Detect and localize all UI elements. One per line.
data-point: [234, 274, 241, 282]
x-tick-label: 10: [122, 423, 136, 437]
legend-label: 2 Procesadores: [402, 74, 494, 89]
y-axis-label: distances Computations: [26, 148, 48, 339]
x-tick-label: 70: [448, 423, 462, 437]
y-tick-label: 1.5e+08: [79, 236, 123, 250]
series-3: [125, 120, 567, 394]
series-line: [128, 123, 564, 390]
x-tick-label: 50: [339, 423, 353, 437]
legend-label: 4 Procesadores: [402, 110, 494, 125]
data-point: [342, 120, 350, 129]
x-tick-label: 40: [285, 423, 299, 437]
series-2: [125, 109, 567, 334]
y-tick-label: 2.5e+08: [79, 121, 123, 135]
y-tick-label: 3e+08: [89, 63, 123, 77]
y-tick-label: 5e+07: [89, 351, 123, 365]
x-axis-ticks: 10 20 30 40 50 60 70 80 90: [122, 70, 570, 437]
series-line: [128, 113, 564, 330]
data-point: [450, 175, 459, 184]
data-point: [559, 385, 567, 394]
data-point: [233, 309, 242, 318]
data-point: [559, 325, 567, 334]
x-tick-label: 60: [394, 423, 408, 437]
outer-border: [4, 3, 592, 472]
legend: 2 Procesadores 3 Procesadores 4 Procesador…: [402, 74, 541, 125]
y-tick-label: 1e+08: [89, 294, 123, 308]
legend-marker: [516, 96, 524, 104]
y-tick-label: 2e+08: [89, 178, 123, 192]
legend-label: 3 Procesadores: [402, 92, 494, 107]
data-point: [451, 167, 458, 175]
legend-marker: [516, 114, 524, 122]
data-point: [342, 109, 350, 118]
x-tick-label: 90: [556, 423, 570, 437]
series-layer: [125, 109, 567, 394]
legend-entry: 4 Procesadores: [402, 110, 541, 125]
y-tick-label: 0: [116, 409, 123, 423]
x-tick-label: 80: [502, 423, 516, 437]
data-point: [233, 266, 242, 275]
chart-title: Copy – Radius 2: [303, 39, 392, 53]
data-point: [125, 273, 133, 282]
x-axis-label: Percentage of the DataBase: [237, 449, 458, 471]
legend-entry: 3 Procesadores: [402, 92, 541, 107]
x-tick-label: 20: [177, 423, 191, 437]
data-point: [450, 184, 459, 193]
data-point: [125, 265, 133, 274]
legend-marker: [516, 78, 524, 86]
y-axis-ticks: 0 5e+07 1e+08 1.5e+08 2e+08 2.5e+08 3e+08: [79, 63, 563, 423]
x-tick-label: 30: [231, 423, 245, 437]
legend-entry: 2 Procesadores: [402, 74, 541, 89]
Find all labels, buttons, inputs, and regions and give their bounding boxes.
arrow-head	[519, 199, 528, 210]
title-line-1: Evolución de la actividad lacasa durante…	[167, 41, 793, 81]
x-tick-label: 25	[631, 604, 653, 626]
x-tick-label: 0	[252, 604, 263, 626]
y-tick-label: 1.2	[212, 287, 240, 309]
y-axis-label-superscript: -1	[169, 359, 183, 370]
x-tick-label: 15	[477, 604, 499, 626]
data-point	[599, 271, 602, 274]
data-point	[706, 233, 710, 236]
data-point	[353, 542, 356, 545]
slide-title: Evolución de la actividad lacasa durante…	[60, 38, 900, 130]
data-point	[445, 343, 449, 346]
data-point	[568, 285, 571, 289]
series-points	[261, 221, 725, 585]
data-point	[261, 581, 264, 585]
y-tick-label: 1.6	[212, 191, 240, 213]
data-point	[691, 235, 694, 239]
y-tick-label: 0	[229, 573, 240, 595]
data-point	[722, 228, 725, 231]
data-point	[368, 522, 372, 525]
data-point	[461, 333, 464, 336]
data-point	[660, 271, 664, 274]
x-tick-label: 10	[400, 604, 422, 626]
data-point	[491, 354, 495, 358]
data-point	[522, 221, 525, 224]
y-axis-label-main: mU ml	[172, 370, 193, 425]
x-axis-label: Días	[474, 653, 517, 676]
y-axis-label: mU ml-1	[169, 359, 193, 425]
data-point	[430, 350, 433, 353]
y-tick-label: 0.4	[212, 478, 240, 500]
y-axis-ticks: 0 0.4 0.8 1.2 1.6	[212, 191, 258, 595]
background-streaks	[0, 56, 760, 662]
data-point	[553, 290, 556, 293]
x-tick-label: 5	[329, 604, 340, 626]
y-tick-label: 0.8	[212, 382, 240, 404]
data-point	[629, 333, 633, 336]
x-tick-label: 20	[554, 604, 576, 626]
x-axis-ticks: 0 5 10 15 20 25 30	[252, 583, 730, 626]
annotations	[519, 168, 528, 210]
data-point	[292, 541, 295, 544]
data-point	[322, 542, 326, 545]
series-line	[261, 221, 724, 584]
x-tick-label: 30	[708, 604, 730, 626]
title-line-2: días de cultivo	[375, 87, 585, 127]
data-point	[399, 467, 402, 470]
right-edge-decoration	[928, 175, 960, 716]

### Brief:
Return every line of the data above unchanged, in the same order.

### The solution:
Detect and localize all UI elements. One per line.
data-point: [234, 274, 241, 282]
x-tick-label: 10: [122, 423, 136, 437]
legend-label: 2 Procesadores: [402, 74, 494, 89]
y-axis-label: distances Computations: [26, 148, 48, 339]
x-tick-label: 70: [448, 423, 462, 437]
y-tick-label: 1.5e+08: [79, 236, 123, 250]
series-3: [125, 120, 567, 394]
series-line: [128, 123, 564, 390]
x-tick-label: 50: [339, 423, 353, 437]
legend-label: 4 Procesadores: [402, 110, 494, 125]
data-point: [342, 120, 350, 129]
x-tick-label: 40: [285, 423, 299, 437]
series-2: [125, 109, 567, 334]
y-tick-label: 2.5e+08: [79, 121, 123, 135]
y-tick-label: 3e+08: [89, 63, 123, 77]
y-tick-label: 5e+07: [89, 351, 123, 365]
x-axis-ticks: 10 20 30 40 50 60 70 80 90: [122, 70, 570, 437]
series-line: [128, 113, 564, 330]
data-point: [450, 175, 459, 184]
data-point: [559, 385, 567, 394]
data-point: [233, 309, 242, 318]
data-point: [559, 325, 567, 334]
x-tick-label: 60: [394, 423, 408, 437]
outer-border: [4, 3, 592, 472]
legend: 2 Procesadores 3 Procesadores 4 Procesador…: [402, 74, 541, 125]
y-tick-label: 1e+08: [89, 294, 123, 308]
legend-marker: [516, 96, 524, 104]
y-tick-label: 2e+08: [89, 178, 123, 192]
legend-label: 3 Procesadores: [402, 92, 494, 107]
data-point: [451, 167, 458, 175]
legend-marker: [516, 114, 524, 122]
data-point: [342, 109, 350, 118]
x-tick-label: 90: [556, 423, 570, 437]
series-layer: [125, 109, 567, 394]
legend-entry: 4 Procesadores: [402, 110, 541, 125]
y-tick-label: 0: [116, 409, 123, 423]
x-tick-label: 80: [502, 423, 516, 437]
data-point: [233, 266, 242, 275]
chart-title: Copy – Radius 2: [303, 39, 392, 53]
data-point: [125, 273, 133, 282]
x-axis-label: Percentage of the DataBase: [237, 449, 458, 471]
legend-entry: 3 Procesadores: [402, 92, 541, 107]
x-tick-label: 20: [177, 423, 191, 437]
data-point: [450, 184, 459, 193]
data-point: [125, 265, 133, 274]
legend-marker: [516, 78, 524, 86]
y-axis-ticks: 0 5e+07 1e+08 1.5e+08 2e+08 2.5e+08 3e+08: [79, 63, 563, 423]
x-tick-label: 30: [231, 423, 245, 437]
legend-entry: 2 Procesadores: [402, 74, 541, 89]
Find all labels, buttons, inputs, and regions and give their bounding boxes.
arrow-head	[519, 199, 528, 210]
title-line-1: Evolución de la actividad lacasa durante…	[167, 41, 793, 81]
x-tick-label: 25	[631, 604, 653, 626]
x-tick-label: 0	[252, 604, 263, 626]
y-tick-label: 1.2	[212, 287, 240, 309]
y-axis-label-superscript: -1	[169, 359, 183, 370]
x-tick-label: 15	[477, 604, 499, 626]
data-point	[599, 271, 602, 274]
data-point	[706, 233, 710, 236]
data-point	[353, 542, 356, 545]
slide-title: Evolución de la actividad lacasa durante…	[60, 38, 900, 130]
data-point	[445, 343, 449, 346]
data-point	[568, 285, 571, 289]
series-points	[261, 221, 725, 585]
data-point	[261, 581, 264, 585]
y-tick-label: 1.6	[212, 191, 240, 213]
data-point	[691, 235, 694, 239]
y-tick-label: 0	[229, 573, 240, 595]
data-point	[722, 228, 725, 231]
data-point	[368, 522, 372, 525]
data-point	[461, 333, 464, 336]
data-point	[660, 271, 664, 274]
x-tick-label: 10	[400, 604, 422, 626]
data-point	[491, 354, 495, 358]
data-point	[522, 221, 525, 224]
y-axis-label-main: mU ml	[172, 370, 193, 425]
x-axis-label: Días	[474, 653, 517, 676]
y-axis-label: mU ml-1	[169, 359, 193, 425]
data-point	[430, 350, 433, 353]
y-tick-label: 0.4	[212, 478, 240, 500]
y-axis-ticks: 0 0.4 0.8 1.2 1.6	[212, 191, 258, 595]
background-streaks	[0, 56, 760, 662]
data-point	[553, 290, 556, 293]
x-tick-label: 5	[329, 604, 340, 626]
y-tick-label: 0.8	[212, 382, 240, 404]
data-point	[629, 333, 633, 336]
x-tick-label: 20	[554, 604, 576, 626]
x-axis-ticks: 0 5 10 15 20 25 30	[252, 583, 730, 626]
annotations	[519, 168, 528, 210]
data-point	[292, 541, 295, 544]
data-point	[322, 542, 326, 545]
series-line	[261, 221, 724, 584]
x-tick-label: 30	[708, 604, 730, 626]
title-line-2: días de cultivo	[375, 87, 585, 127]
data-point	[399, 467, 402, 470]
right-edge-decoration	[928, 175, 960, 716]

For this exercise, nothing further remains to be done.